Start of SOURCE DOCUMENT

Unauthenticated Requests

The classic SSRF vulnerabilities will typically allow GET requests to localhost and network adjacent hosts. Insecure management interfaces or other APIs may exist on internal networks, and an outside attacker may be able to exploit them using the SSRF vulnerability. This is especially true for localhost in many cases, as no authentication may be required from localhost requests. Occasionally, locally running web applications will allow unauthenticated requests from localhost as well.

Port Scans or Cross Site Port Attack (XSPA)

Sometimes, no data is returned from a SSRF attack. However, based on response times or other metadata, an attacker can gauge whether a request was successful. If an attacker can specify a host and a port, they can potentially port scan the application server’s network simply by observing this metadata in what is known as a Cross Site Port Attack (XSPA). In the case of response times, a baseline failed request can be made, as the timeout for a network connection is typically the same no matter the port or host. Successful requests will often be significantly shorter than this baseline, and sometimes longer if the connection made is not closed by one of the parties. By doing this, an attacker can fingerprint the services running on the network, and sometimes launch protocol smuggling attacks.

Protocol Smuggling

A related vulnerability to SSRF is protocol smuggling. Depending on data being sent as a result of an SSRF vulnerability, an attacker can intentionally send a request to a port that doesn’t host the intended service. An example might be that an application sends an HTTP request to an attacker controlled host and port. If they attacker can control the body of this HTTP request, they can send it to another plaintext service, such as FTP or SMTP. Depending on how the receiving server handles errors, it may ignore the initially malformed HTTP data, and accept the correctly formatted data in the rest of the request. This would allow an attacker to interact with other services behind network firewalls.


A variety of techniques can be used to exploit SSRF vulnerabilities. These range from simply providing parameters in the correct spots to exploiting the way that a server processes certain data. It is not always obvious that an SSRF vulnerability is present, and sometimes exploitation requires taking advantage of existing workflows in ways the developer did not intend.

Server-Side Rendering

One of the commonly missed ways to achieve SSRF is through rendering of customer-controlled data. This can be a number of things, ranging from images to websites. There a variety of reasons that this functionality may be included into an application, such as rendering smart views for customers, or converting data into a different format. Below are just a few of the many ways SSRF can be achieved through rendering client-controlled data.

SVG Images

SVG images are XML documents. Normally these images are interpreted and rendered by clients. Occasionally, applications implement a feature where these are rendered server side and are provided to clients in the from a of a PNG or JPEG. Often, this process will use standardized libraries to do the conversion. Unfortunately, many of these libraries support dangerous SVG features that can lead to SSRF vulnerabilities. This is because SVG images support embedded links. If the rendering machine is in an internal network or DMZ, it can potentially make GET requests to adjacent hosts. If an attacker knows the URI of a sensitive image, this can also be retrieved.

End of SOURCE DOCUMENT
Start of DATA SUPPLIED

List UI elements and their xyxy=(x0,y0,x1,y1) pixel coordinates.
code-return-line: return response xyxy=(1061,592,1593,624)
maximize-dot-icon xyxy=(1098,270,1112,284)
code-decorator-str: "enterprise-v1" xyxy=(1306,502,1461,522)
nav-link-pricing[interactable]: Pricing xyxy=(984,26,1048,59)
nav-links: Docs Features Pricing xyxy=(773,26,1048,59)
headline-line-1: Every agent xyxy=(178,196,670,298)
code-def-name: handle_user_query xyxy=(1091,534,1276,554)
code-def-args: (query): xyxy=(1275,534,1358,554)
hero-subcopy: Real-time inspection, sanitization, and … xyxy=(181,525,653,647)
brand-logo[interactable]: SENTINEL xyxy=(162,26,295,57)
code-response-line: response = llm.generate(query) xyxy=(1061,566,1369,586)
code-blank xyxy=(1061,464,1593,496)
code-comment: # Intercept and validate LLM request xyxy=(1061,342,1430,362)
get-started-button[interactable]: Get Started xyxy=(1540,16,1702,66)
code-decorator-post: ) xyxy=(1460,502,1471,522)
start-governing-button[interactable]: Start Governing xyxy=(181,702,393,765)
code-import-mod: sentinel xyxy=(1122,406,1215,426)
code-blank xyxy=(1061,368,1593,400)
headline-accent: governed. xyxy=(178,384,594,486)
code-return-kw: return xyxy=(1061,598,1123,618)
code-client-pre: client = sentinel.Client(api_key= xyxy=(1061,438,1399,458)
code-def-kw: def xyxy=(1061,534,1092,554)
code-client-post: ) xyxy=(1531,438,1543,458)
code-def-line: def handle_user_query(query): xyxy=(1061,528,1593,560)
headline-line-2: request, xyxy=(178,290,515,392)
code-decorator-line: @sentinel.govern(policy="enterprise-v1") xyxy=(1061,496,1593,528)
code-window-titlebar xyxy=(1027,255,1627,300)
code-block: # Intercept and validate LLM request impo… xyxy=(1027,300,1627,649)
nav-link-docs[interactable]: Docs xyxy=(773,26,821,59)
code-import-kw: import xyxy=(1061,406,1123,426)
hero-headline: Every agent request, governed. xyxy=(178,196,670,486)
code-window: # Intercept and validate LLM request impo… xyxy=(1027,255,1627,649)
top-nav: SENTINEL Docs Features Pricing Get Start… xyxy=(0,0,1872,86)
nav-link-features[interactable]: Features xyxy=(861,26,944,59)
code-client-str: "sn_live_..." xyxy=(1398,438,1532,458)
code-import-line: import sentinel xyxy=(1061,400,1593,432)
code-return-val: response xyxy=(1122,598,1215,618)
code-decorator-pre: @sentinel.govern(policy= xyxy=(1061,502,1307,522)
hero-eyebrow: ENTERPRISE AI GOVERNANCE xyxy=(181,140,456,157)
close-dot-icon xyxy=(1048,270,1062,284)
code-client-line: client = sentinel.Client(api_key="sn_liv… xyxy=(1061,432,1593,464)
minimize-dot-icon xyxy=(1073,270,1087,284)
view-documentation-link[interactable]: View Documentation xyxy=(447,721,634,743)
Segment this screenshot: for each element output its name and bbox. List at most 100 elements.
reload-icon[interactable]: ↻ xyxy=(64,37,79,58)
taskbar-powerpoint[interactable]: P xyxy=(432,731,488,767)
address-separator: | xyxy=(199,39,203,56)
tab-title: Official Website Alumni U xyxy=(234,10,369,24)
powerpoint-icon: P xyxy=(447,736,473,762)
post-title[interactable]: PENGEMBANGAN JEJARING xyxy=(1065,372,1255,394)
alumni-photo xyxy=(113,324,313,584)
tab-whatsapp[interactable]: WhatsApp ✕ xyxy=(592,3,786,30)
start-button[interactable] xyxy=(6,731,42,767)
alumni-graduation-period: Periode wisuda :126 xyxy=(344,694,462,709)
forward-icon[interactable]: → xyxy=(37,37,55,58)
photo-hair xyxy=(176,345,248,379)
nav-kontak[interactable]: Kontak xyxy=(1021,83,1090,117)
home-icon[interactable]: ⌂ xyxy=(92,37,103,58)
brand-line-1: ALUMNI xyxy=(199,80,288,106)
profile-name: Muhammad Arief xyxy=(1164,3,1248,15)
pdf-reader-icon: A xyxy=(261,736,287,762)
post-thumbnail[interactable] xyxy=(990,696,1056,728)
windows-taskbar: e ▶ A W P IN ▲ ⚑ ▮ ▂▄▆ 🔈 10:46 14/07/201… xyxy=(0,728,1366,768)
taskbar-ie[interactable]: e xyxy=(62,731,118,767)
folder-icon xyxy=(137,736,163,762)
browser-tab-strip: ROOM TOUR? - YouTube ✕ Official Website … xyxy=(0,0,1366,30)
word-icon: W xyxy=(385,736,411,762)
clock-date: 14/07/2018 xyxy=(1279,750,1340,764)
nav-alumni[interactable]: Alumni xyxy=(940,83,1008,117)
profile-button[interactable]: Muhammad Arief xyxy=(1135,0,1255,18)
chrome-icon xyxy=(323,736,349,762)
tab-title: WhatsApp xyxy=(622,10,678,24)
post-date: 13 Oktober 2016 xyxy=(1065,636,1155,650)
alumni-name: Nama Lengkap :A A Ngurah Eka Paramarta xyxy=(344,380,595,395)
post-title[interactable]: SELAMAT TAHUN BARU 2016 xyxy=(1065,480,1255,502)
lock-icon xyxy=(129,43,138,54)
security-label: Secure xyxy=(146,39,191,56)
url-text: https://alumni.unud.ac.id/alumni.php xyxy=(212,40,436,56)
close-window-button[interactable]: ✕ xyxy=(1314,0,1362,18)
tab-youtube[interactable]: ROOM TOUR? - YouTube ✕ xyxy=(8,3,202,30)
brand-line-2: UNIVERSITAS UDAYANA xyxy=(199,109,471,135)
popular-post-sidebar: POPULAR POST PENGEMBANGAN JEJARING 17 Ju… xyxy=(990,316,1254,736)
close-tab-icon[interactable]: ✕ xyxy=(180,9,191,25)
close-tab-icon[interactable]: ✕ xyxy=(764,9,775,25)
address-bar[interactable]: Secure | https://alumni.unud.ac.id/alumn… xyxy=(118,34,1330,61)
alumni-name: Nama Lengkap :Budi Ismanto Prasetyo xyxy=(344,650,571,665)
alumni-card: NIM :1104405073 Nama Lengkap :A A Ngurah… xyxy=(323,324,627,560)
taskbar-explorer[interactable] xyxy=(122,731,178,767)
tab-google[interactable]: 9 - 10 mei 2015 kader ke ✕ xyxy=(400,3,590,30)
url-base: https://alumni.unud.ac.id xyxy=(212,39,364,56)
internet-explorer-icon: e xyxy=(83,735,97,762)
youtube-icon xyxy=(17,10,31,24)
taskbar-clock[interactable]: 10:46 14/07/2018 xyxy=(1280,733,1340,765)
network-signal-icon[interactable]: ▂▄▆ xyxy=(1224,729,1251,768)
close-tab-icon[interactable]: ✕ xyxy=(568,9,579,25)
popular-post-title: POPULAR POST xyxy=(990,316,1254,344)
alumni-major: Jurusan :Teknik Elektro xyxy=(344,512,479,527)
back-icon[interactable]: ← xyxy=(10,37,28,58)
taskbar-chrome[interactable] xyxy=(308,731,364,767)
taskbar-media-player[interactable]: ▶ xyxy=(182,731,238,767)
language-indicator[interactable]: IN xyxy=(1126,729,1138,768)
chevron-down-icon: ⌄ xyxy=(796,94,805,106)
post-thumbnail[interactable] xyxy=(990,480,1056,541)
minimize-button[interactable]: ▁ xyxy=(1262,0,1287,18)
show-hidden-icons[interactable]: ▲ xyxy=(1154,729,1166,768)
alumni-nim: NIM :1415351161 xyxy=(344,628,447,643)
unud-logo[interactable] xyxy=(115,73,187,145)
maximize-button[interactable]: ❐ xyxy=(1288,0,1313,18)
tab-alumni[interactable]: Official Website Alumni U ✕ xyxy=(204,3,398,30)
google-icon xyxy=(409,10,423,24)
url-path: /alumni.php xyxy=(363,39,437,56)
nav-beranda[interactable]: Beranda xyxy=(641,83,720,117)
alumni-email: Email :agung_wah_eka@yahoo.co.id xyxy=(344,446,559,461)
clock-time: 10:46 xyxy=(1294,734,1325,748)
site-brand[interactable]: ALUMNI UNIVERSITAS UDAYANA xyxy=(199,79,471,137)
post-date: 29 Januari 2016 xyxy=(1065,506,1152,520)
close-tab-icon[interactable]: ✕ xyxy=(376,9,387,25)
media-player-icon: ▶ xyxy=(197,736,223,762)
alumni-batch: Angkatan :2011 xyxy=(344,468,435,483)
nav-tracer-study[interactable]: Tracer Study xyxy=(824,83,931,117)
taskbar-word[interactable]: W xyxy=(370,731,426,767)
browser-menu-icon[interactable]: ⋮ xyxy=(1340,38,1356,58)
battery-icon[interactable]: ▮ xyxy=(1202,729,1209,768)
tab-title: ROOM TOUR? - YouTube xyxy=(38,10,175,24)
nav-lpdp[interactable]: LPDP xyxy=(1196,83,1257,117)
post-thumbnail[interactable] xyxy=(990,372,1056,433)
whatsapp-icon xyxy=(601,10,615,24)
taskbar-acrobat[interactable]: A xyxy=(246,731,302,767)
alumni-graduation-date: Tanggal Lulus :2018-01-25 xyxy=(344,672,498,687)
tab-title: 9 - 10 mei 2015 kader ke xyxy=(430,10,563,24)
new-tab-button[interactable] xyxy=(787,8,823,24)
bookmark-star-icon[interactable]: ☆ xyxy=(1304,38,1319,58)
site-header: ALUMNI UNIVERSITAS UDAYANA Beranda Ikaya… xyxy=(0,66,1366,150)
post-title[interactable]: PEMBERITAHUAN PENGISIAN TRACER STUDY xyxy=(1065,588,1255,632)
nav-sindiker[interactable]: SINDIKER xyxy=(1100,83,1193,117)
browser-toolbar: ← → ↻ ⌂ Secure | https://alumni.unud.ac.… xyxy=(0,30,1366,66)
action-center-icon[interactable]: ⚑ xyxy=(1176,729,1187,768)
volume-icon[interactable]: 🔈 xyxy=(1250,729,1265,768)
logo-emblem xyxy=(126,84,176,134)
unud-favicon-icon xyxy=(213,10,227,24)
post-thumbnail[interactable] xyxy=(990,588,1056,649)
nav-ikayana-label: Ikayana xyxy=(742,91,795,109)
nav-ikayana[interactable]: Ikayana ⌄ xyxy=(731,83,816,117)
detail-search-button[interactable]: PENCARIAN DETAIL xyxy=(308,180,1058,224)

End of DATA SUPPLIED

PARTS OF THE EXERCISE
1. What section headings appear in the text on SSRF vulnerabilities?
2. According to the text on SSRF vulnerabilities, why can an attacker use a baseline failed request to tell whether other requests succeeded?
3. Continue the text on SSRF vulnerabilities from its last sentence.

ANSWERS TO THE TASKS
1.
- Unauthenticated Requests
- Port Scans or Cross Site Port Attack (XSPA)
- Protocol Smuggling
- Server-Side Rendering
- SVG Images

2. A baseline works because the timeout for a network connection is typically the same no matter the port or host. Successful requests will often be significantly shorter than this baseline. They are sometimes longer if the connection made is not closed by one of the parties.

3.
Open Graph Tags

Open Graph tags, or og tags, are meta tags embedded in an HTML document. These typically indicate to a requesting service or user how a smart view can be generated. For example, if you type a link in your favorite social media or messaging app, often times a preview of the site with an image, description, and title are shown. While the title and description are straight forward, the image is often a URI that is retrieved by the server. If a customer can tell an application what pages to render a smart view of, an SSRF vulnerability can potentially be introduced.

PDF Rendering

Many online tools based in the cloud allow you to include external sites, data, or images. Sometimes the application will make your browser do the work of fetching these resources, other times, the application might do it, which in itself can be an issue. Regardless, these types of products often offer the ability to export to PDF. Sometimes, these are rendered by the server, so even if in normal flow of the application your browser fetches these resources, as rendering a PDF may force the server to fetch them. This can potentially lead to SSRF vulnerabilities.


Sometimes, a web application will act as a proxy for your request, A URI parameter may be used to tell the server where to make the request to. One example where this is used, is to add a credential header to the initial request. If no verification is done, this can lead to severe SSRF vulnerabilities. This is because in this scenario, all data is typically returned. If an attacker specifies their own server as the URI parameter, the application may leak the credential header to the attacker as well.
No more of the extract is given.